■ DATA ■
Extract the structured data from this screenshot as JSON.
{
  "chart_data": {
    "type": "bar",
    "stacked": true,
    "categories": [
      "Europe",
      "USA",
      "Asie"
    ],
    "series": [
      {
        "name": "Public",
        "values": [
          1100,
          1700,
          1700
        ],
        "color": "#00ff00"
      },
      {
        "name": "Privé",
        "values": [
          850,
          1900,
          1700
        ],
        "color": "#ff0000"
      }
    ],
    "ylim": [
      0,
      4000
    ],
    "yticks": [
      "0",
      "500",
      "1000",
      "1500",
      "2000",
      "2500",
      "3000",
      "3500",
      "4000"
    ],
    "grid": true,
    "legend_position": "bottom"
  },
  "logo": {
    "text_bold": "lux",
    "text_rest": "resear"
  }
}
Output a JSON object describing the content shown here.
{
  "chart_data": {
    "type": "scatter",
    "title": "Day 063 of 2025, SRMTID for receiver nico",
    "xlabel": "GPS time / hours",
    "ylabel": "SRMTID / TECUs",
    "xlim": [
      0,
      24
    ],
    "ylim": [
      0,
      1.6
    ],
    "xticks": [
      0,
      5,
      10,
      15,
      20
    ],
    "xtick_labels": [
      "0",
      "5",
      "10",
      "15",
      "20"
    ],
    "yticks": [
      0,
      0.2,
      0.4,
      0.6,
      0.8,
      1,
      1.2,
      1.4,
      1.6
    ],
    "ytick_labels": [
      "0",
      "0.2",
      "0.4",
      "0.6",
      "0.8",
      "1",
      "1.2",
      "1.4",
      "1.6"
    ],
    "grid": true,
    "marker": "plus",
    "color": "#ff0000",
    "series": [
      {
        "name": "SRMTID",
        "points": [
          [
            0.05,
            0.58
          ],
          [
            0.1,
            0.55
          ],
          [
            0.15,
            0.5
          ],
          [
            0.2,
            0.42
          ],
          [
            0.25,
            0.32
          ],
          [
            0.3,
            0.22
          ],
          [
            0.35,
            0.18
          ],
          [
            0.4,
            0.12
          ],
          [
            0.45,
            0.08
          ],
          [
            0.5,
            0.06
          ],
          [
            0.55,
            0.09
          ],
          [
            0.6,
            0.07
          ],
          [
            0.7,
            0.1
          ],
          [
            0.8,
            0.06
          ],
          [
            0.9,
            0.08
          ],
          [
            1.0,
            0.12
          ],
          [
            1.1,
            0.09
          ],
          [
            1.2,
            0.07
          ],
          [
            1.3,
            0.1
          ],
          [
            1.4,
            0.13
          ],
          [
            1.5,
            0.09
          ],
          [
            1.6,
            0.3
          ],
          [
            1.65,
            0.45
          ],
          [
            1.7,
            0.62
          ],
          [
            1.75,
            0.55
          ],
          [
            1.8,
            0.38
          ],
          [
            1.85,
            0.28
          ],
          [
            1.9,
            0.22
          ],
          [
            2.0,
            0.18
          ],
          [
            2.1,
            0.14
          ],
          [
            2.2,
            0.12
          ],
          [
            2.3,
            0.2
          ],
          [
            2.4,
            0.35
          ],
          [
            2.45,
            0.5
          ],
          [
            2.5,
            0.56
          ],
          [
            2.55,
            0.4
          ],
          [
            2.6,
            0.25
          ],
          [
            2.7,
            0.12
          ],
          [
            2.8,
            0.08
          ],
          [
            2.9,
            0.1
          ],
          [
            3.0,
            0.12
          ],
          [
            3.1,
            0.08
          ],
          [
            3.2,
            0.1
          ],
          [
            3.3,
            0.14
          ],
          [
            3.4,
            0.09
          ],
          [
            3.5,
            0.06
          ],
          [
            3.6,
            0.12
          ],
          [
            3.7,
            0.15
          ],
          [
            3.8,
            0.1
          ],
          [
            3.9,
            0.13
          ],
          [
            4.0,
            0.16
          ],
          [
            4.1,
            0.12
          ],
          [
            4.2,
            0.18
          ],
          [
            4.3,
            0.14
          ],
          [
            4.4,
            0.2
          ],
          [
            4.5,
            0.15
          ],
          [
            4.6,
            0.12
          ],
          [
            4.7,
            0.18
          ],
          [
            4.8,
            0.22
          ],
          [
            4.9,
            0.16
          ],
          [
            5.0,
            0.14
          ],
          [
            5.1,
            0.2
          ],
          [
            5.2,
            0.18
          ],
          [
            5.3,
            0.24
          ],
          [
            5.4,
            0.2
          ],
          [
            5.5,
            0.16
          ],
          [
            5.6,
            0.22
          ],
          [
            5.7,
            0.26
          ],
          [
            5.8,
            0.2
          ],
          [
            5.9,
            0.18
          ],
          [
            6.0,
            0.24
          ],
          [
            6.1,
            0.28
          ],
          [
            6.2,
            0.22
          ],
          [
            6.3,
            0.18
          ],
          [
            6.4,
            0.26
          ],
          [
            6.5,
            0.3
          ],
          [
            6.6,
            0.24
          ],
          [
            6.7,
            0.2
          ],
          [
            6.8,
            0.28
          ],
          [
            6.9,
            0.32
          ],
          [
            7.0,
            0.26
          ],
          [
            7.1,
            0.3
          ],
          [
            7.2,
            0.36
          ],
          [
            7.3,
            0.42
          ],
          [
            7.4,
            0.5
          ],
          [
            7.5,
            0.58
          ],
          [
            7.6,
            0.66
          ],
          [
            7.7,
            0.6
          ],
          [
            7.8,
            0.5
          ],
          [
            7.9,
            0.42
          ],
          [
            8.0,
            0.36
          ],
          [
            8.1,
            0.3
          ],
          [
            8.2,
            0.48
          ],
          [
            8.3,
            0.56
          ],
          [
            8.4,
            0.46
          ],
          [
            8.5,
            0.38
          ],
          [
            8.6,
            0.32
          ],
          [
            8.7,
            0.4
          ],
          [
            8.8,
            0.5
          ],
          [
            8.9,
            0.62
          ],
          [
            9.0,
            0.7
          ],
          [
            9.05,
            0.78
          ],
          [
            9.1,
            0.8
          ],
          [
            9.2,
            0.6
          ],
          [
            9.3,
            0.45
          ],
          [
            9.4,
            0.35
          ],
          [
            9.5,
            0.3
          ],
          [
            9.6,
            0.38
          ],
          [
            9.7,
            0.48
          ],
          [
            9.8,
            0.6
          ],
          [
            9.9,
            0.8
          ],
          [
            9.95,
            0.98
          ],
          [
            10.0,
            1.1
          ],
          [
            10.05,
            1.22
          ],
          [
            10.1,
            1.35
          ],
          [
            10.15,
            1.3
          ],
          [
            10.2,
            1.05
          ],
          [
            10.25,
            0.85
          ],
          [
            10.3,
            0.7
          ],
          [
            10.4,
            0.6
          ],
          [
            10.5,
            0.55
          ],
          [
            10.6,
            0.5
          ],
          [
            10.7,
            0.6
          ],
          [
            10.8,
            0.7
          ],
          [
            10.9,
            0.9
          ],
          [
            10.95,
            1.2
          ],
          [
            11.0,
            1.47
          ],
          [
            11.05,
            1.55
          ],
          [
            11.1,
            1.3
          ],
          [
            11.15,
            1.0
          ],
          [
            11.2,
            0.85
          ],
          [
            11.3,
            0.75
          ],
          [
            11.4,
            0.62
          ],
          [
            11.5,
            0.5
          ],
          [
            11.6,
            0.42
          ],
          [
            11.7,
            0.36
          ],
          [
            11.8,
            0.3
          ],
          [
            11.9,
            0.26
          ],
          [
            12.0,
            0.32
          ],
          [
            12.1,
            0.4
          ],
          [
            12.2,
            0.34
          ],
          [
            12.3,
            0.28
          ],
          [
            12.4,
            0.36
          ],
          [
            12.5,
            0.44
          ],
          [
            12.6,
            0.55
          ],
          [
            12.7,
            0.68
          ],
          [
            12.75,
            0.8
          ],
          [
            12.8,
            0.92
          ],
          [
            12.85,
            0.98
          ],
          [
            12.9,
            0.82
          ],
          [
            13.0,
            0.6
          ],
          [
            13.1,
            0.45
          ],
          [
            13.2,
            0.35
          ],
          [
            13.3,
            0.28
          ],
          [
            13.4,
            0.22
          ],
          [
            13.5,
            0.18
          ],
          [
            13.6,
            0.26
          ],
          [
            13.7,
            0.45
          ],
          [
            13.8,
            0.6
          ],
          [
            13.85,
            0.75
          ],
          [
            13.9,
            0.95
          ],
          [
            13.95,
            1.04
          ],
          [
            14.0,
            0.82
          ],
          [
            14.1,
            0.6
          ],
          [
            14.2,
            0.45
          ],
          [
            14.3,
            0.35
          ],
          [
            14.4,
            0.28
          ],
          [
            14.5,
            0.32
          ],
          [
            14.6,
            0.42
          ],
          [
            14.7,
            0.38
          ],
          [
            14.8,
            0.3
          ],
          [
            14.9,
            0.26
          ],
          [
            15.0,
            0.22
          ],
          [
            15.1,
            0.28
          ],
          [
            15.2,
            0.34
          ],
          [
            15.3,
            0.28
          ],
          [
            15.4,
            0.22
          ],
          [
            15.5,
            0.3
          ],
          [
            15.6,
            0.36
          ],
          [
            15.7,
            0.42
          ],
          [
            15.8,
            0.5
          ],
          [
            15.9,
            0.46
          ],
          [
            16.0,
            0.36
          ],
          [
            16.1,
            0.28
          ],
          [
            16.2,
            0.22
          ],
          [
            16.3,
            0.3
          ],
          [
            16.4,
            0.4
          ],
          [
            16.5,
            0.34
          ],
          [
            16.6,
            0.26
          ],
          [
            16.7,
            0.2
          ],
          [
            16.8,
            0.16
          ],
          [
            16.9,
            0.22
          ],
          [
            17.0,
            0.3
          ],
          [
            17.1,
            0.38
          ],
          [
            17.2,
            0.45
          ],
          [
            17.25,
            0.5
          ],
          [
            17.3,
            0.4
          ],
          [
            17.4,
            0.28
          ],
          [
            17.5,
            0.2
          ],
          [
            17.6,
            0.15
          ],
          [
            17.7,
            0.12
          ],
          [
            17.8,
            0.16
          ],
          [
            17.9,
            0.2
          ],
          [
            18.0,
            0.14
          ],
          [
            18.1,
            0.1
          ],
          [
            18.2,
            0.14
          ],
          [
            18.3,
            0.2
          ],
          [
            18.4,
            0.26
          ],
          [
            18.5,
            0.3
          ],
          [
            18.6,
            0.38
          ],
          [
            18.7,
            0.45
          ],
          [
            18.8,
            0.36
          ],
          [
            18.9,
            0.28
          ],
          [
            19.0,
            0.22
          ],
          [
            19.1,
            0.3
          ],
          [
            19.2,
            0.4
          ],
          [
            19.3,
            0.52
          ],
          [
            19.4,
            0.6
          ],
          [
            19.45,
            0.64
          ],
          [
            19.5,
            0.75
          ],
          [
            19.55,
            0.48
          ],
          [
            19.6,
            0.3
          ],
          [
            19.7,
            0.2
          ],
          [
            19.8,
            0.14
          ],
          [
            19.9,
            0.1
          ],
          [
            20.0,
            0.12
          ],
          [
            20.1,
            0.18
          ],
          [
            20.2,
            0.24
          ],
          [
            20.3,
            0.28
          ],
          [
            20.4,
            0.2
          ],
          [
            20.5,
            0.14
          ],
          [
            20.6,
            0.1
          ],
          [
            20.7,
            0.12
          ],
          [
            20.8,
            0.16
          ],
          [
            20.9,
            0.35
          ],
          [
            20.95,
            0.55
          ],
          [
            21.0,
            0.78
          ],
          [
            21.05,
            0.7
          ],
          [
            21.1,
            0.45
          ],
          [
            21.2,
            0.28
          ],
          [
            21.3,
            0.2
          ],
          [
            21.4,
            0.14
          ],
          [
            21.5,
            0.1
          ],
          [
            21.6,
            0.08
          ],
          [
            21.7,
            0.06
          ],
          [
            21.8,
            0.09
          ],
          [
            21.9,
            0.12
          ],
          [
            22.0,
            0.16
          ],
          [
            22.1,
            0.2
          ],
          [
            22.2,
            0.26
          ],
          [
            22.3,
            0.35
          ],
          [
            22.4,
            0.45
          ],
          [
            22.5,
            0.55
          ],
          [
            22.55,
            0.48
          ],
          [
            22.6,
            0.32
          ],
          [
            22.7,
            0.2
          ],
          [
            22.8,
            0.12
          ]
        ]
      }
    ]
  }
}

■ REQUIREMENTS ■
Using the material above, work out how many lines contain the string "SRMTID". Give that number alone.

■ SOLUTION FOR THIS TASK ■
3